## TASK GOAL
Show every line in the entries below where the word "Owner" appears.

## DATA LINES
+ + + + + + +
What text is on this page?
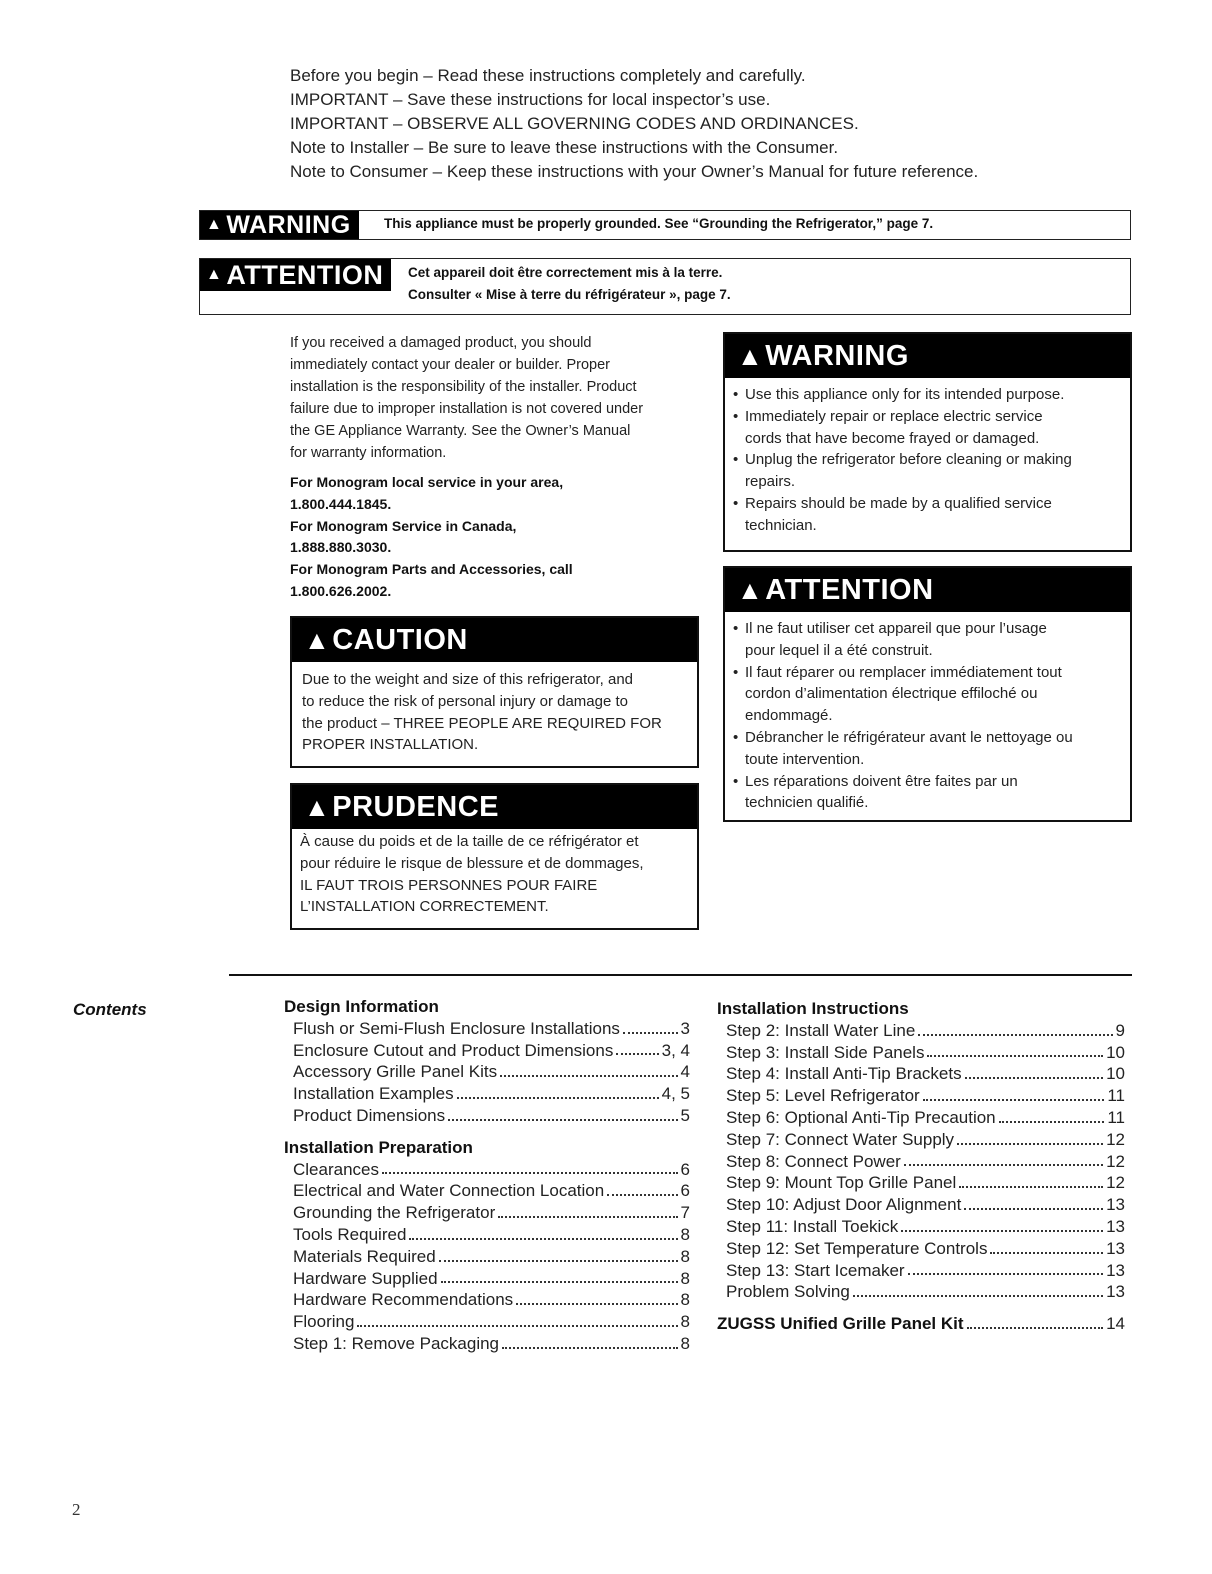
Before you begin – Read these instructions completely and carefully.
IMPORTANT – Save these instructions for local inspector’s use.
IMPORTANT – OBSERVE ALL GOVERNING CODES AND ORDINANCES.
Note to Installer – Be sure to leave these instructions with the Consumer.
Note to Consumer – Keep these instructions with your Owner’s Manual for future reference.
▲ WARNING This appliance must be properly grounded. See “Grounding the Refrigerator,” page 7.
▲ ATTENTION Cet appareil doit être correctement mis à la terre.
Consulter « Mise à terre du réfrigérateur », page 7.
If you received a damaged product, you should
immediately contact your dealer or builder. Proper
installation is the responsibility of the installer. Product
failure due to improper installation is not covered under
the GE Appliance Warranty. See the Owner’s Manual
for warranty information.
For Monogram local service in your area,
1.800.444.1845.
For Monogram Service in Canada,
1.888.880.3030.
For Monogram Parts and Accessories, call
1.800.626.2002.
▲ CAUTION
Due to the weight and size of this refrigerator, and
to reduce the risk of personal injury or damage to
the product – THREE PEOPLE ARE REQUIRED FOR
PROPER INSTALLATION.
▲ PRUDENCE
À cause du poids et de la taille de ce réfrigérator et
pour réduire le risque de blessure et de dommages,
IL FAUT TROIS PERSONNES POUR FAIRE
L’INSTALLATION CORRECTEMENT.
▲ WARNING
• Use this appliance only for its intended purpose.
• Immediately repair or replace electric service
cords that have become frayed or damaged.
• Unplug the refrigerator before cleaning or making
repairs.
• Repairs should be made by a qualified service
technician.
▲ ATTENTION
• Il ne faut utiliser cet appareil que pour l’usage
pour lequel il a été construit.
• Il faut réparer ou remplacer immédiatement tout
cordon d’alimentation électrique effiloché ou
endommagé.
• Débrancher le réfrigérateur avant le nettoyage ou
toute intervention.
• Les réparations doivent être faites par un
technicien qualifié.
Contents	Design Information
Flush or Semi-Flush Enclosure Installations	3
Enclosure Cutout and Product Dimensions	3, 4
Accessory Grille Panel Kits	4
Installation Examples	4, 5
Product Dimensions	5
Installation Preparation
Clearances	6
Electrical and Water Connection Location	6
Grounding the Refrigerator	7
Tools Required	8
Materials Required	8
Hardware Supplied	8
Hardware Recommendations	8
Flooring	8
Step 1: Remove Packaging	8
Installation Instructions
Step 2: Install Water Line	9
Step 3: Install Side Panels	10
Step 4: Install Anti-Tip Brackets	10
Step 5: Level Refrigerator	11
Step 6: Optional Anti-Tip Precaution	11
Step 7: Connect Water Supply	12
Step 8: Connect Power	12
Step 9: Mount Top Grille Panel	12
Step 10: Adjust Door Alignment	13
Step 11: Install Toekick	13
Step 12: Set Temperature Controls	13
Step 13: Start Icemaker	13
Problem Solving	13
ZUGSS Unified Grille Panel Kit	14
2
+ + + + + + +
## EXPECTED ANSWER
Note to Consumer – Keep these instructions with your Owner’s Manual for future reference.
the GE Appliance Warranty. See the Owner’s Manual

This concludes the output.